/---
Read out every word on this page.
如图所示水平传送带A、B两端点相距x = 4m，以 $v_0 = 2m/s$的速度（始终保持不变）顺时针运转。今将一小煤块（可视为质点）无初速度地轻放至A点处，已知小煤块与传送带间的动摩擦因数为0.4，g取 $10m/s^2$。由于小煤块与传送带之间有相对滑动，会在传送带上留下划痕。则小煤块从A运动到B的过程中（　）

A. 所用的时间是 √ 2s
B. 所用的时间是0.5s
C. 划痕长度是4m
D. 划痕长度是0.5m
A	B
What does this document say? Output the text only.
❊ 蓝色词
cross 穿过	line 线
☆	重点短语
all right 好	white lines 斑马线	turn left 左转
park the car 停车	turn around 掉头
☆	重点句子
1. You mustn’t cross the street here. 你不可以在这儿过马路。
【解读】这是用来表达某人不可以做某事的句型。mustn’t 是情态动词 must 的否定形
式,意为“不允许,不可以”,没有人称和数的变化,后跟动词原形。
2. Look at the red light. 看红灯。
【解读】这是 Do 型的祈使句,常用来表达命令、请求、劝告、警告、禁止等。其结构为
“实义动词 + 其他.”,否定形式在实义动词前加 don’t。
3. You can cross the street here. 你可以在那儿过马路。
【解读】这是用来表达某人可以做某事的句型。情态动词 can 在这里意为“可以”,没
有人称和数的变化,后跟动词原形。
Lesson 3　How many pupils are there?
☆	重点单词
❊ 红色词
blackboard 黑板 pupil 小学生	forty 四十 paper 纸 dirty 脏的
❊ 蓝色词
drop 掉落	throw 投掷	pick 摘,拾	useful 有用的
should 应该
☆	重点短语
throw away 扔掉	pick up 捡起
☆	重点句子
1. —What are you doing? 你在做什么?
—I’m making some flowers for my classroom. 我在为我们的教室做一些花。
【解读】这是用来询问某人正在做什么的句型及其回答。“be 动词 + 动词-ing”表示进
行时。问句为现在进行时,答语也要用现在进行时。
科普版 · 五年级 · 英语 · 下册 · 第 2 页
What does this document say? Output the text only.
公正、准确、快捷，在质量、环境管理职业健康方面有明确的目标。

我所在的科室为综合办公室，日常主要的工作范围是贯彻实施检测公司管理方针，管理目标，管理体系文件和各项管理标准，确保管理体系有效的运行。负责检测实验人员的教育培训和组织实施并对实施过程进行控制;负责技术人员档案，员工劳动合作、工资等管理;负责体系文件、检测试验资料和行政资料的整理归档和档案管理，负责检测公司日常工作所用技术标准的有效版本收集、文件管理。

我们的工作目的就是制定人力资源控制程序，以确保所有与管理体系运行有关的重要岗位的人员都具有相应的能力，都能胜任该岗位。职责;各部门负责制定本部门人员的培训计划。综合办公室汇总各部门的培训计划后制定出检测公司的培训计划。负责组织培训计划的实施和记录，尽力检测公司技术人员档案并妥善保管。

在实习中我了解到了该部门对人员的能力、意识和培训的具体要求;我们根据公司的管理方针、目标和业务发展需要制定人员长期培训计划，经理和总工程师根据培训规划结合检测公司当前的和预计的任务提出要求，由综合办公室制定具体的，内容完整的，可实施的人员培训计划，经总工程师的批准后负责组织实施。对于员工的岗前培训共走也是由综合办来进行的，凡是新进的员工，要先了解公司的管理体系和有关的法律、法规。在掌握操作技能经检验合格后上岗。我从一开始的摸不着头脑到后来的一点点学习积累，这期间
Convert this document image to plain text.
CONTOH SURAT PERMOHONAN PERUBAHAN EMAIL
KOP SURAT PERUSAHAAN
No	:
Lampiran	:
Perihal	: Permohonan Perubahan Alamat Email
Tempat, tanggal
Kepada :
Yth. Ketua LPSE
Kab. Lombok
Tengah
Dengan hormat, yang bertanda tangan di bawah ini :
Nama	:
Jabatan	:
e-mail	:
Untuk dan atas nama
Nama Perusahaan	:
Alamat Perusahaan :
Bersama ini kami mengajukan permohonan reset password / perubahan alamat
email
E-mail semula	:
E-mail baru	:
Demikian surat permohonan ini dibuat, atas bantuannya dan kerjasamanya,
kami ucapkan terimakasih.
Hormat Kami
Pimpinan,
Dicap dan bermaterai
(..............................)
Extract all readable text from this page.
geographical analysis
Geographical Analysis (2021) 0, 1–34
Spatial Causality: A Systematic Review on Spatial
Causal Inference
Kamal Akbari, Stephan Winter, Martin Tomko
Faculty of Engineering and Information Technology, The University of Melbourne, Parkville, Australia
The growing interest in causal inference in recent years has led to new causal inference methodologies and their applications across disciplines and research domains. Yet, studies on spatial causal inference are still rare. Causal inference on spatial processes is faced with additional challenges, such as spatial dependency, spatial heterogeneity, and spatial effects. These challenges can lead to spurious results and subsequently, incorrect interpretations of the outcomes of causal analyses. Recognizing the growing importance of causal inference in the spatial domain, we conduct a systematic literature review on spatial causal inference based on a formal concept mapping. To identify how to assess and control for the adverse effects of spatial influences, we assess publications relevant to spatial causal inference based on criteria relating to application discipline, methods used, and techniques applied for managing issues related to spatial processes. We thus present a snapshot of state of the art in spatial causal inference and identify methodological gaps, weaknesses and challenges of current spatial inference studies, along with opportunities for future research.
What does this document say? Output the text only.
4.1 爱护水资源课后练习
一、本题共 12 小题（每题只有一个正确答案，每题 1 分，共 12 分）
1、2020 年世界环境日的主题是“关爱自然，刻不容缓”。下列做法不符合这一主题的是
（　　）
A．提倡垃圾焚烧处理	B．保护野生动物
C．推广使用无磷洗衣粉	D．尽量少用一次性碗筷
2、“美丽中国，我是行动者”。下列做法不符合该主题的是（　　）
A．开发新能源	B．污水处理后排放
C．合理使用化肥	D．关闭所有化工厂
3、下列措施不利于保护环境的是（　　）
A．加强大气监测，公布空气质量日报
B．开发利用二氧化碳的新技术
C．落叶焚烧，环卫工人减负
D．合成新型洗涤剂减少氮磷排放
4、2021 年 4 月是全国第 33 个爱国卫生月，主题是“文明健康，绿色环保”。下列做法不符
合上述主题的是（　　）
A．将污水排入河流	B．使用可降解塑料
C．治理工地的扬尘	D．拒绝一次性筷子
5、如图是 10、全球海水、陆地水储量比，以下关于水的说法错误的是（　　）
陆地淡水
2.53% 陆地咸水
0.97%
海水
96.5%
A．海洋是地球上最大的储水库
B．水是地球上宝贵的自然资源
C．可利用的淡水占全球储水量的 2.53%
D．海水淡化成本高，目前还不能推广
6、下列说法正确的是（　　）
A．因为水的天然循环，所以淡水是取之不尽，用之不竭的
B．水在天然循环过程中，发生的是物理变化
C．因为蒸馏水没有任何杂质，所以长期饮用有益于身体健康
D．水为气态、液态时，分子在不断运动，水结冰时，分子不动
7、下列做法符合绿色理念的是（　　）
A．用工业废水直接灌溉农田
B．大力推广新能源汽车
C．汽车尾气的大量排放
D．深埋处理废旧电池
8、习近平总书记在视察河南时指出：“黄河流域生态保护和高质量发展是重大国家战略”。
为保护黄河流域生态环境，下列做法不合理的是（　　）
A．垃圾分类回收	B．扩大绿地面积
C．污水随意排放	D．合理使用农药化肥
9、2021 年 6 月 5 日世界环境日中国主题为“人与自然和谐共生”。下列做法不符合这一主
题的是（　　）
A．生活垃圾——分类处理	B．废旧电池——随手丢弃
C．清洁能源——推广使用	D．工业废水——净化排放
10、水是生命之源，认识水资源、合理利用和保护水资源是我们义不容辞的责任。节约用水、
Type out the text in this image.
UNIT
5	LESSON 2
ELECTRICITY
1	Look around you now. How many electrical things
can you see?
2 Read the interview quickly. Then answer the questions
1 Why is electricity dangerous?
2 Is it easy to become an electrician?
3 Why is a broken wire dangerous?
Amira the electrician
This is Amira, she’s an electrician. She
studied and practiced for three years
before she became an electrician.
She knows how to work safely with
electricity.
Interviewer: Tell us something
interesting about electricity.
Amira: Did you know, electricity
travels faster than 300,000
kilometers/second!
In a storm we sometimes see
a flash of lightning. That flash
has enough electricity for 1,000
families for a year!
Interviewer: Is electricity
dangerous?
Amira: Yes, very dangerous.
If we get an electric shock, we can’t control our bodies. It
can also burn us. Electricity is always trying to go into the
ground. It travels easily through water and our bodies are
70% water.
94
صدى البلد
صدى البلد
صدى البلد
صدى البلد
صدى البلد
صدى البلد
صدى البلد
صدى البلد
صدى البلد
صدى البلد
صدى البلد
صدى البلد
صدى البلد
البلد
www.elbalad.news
\---
= Short task =
Look through the entries above and list every line containing "bodies".

= Expected output =
If we get an electric shock, we can’t control our bodies. It
ground. It travels easily through water and our bodies are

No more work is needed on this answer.